**Task objective**
Extract all lines that hold the string "konten".

**Records shown**
— Begin —
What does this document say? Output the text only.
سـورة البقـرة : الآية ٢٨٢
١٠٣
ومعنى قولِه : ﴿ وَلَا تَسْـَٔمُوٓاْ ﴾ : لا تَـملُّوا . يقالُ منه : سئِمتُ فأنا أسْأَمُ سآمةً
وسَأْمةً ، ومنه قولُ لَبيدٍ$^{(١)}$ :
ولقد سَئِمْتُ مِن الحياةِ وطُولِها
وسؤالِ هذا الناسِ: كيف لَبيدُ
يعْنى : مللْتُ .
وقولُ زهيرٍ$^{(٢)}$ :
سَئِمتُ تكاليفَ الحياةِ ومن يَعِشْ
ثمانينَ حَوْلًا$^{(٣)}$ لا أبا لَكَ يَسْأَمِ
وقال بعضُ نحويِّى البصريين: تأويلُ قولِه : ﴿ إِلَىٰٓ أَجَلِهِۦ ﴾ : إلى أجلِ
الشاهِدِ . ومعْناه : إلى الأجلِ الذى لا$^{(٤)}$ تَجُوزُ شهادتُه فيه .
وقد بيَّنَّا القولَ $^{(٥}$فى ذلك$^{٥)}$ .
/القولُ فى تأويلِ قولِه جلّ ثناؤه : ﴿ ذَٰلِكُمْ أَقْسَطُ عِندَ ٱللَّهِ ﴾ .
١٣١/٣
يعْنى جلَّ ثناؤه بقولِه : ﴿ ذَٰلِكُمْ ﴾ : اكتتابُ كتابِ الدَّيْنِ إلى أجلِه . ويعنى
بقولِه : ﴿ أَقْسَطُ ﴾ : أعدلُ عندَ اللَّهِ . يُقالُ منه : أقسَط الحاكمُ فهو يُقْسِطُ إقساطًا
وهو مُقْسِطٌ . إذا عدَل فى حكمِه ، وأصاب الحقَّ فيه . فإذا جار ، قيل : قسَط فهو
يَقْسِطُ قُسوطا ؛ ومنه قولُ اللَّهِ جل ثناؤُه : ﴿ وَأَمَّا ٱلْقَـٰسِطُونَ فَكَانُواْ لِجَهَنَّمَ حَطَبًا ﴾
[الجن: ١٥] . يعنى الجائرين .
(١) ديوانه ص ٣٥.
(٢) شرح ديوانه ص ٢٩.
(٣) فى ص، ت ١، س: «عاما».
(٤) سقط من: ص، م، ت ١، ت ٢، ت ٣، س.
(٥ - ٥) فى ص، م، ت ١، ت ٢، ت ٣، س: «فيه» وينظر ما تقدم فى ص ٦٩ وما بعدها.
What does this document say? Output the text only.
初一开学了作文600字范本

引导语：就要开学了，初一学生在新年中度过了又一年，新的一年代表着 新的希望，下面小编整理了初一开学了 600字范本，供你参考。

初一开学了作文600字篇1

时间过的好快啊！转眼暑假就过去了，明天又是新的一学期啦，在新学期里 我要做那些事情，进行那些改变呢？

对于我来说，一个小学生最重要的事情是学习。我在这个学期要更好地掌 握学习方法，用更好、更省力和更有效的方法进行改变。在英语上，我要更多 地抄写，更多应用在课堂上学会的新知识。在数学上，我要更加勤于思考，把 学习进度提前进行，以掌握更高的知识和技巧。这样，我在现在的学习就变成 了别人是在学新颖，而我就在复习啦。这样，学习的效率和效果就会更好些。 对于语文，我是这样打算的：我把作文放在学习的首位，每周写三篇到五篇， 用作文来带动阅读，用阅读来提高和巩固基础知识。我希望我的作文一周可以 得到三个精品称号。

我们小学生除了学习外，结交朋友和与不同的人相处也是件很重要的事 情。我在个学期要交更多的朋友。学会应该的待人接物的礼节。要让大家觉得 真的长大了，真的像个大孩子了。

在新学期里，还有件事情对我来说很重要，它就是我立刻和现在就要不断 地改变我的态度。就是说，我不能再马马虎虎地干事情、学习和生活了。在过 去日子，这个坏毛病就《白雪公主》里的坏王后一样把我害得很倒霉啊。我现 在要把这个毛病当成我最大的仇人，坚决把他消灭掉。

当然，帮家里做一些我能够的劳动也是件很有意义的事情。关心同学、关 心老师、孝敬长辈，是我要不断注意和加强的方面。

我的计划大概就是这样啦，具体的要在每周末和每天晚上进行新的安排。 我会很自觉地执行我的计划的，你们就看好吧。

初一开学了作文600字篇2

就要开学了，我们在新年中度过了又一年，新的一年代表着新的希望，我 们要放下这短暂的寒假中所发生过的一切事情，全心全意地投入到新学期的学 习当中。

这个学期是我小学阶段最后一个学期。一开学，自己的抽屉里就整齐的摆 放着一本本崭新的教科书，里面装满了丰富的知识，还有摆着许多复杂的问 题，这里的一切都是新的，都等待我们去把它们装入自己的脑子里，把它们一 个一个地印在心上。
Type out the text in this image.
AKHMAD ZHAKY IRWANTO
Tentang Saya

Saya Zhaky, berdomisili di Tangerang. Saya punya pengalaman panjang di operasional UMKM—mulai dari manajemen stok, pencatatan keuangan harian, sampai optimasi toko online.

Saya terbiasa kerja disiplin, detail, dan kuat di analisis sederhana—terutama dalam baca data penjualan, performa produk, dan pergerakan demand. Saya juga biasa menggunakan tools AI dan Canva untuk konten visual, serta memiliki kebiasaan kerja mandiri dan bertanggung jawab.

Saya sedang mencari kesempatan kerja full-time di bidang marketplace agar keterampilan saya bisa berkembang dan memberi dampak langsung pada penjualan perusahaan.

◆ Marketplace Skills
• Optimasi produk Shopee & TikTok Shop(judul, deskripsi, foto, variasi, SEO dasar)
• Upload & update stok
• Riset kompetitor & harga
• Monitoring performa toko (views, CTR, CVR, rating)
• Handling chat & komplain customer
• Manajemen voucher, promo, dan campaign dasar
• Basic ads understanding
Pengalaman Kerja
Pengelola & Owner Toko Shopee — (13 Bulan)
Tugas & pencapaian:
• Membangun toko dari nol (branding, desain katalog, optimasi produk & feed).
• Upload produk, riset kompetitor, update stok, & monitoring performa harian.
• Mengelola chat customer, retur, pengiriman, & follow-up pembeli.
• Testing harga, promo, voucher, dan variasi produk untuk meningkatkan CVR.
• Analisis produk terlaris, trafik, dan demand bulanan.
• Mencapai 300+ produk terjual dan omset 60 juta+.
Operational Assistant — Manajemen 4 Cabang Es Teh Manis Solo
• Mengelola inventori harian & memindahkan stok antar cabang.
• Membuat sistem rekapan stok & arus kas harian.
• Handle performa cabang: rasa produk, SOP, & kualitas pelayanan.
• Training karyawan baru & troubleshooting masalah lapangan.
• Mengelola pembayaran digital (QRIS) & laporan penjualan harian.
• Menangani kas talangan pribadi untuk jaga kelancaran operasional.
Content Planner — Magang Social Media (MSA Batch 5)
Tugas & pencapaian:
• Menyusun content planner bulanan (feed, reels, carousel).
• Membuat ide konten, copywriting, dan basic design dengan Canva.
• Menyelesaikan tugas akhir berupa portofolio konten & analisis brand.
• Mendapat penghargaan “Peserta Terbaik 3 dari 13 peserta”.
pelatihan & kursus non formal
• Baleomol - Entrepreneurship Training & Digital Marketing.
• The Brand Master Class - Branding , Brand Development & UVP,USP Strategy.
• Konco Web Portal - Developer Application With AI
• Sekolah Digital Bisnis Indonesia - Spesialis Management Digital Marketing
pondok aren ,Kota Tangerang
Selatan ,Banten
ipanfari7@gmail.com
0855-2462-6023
— End —
**Result of the exercise**
Saya terbiasa kerja disiplin, detail, dan kuat di analisis sederhana—terutama dalam baca data penjualan, performa produk, dan pergerakan demand. Saya juga biasa menggunakan tools AI dan Canva untuk konten visual, serta memiliki kebiasaan kerja mandiri dan bertanggung jawab.
• Membuat ide konten, copywriting, dan basic design dengan Canva.
• Menyelesaikan tugas akhir berupa portofolio konten & analisis brand.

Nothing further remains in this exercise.